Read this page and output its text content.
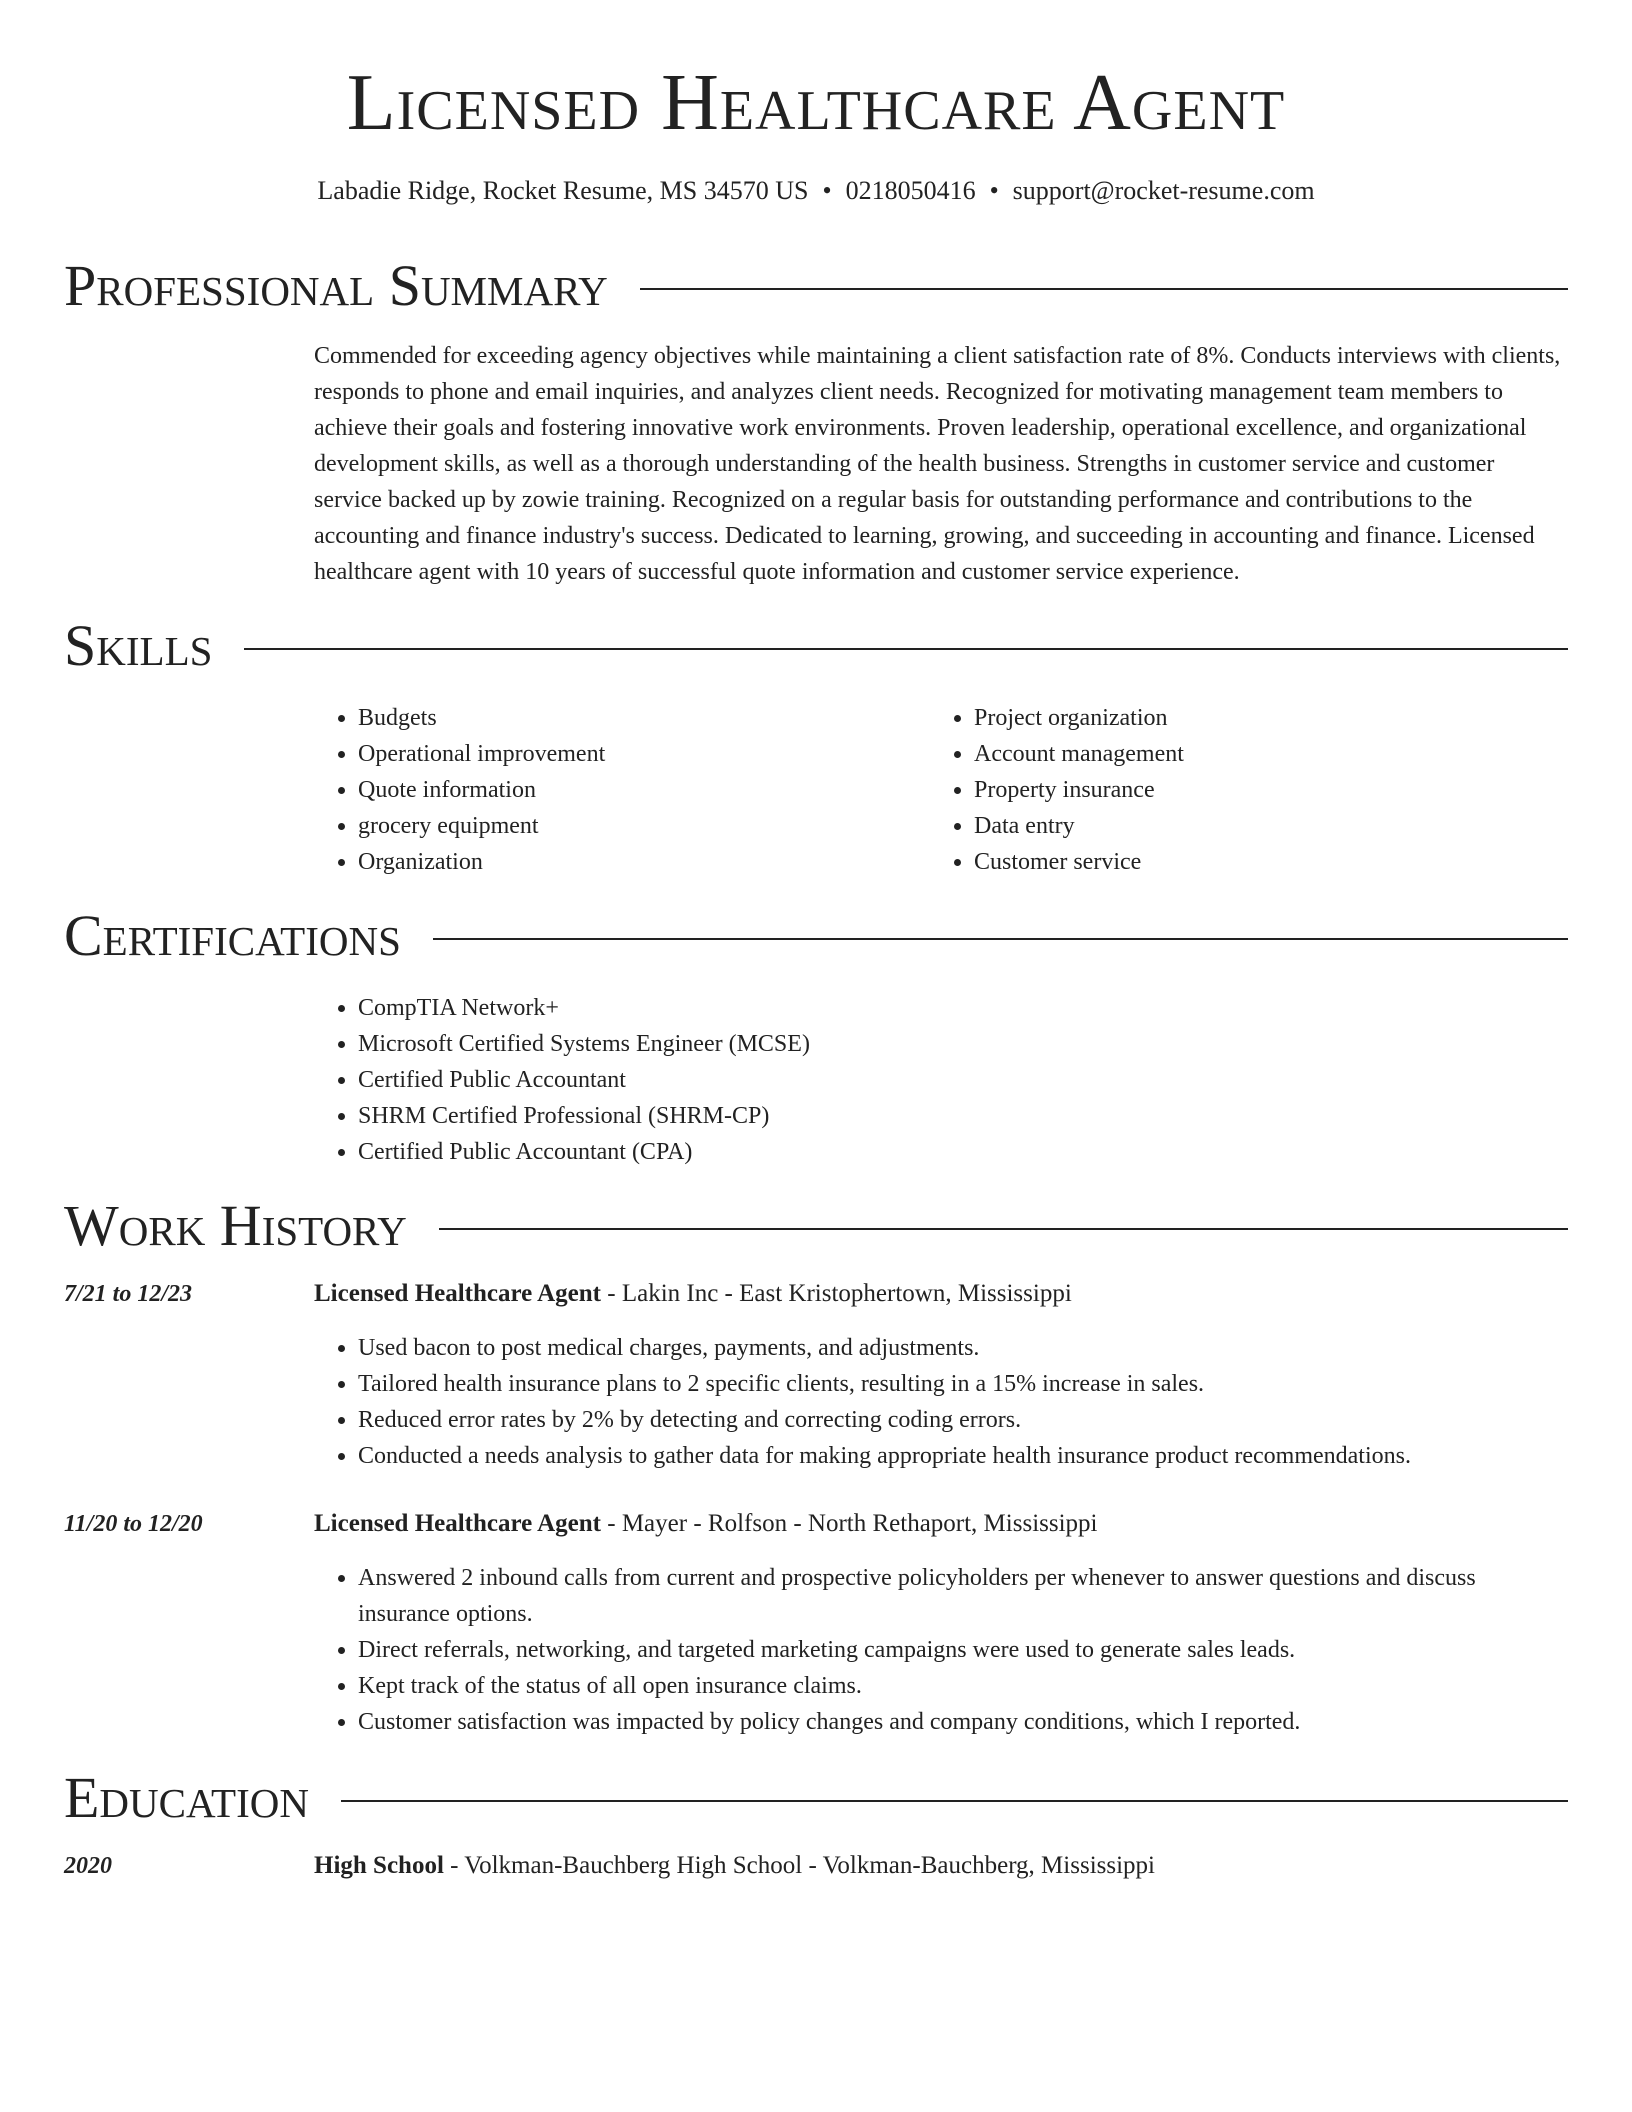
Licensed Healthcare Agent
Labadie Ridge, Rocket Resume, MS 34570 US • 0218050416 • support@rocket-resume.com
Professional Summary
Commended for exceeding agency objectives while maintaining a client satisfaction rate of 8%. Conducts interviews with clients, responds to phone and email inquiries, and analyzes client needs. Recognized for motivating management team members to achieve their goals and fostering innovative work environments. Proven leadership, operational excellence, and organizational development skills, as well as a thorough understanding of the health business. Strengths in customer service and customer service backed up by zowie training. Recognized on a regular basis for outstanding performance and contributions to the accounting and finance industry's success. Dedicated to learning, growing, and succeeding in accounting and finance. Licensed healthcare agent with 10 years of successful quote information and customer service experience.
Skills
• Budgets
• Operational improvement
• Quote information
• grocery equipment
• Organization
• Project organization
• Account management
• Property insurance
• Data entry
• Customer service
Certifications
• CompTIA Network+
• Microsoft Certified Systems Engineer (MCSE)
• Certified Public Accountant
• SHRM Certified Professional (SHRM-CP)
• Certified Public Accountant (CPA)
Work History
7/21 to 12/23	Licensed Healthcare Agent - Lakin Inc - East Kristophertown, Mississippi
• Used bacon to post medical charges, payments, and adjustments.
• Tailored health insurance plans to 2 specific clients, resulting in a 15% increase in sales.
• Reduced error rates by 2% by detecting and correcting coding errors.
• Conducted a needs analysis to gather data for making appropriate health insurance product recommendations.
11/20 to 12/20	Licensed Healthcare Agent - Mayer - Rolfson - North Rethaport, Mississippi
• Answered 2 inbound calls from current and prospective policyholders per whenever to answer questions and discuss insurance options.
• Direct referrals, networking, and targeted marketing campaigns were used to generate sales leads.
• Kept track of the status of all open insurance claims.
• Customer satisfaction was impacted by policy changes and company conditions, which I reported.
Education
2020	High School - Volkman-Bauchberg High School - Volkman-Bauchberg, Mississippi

_____

- Written problem
Lines from the records above that hold "Certified" are the ones to list.

- Correct answer
• Microsoft Certified Systems Engineer (MCSE)
• Certified Public Accountant
• SHRM Certified Professional (SHRM-CP)
• Certified Public Accountant (CPA)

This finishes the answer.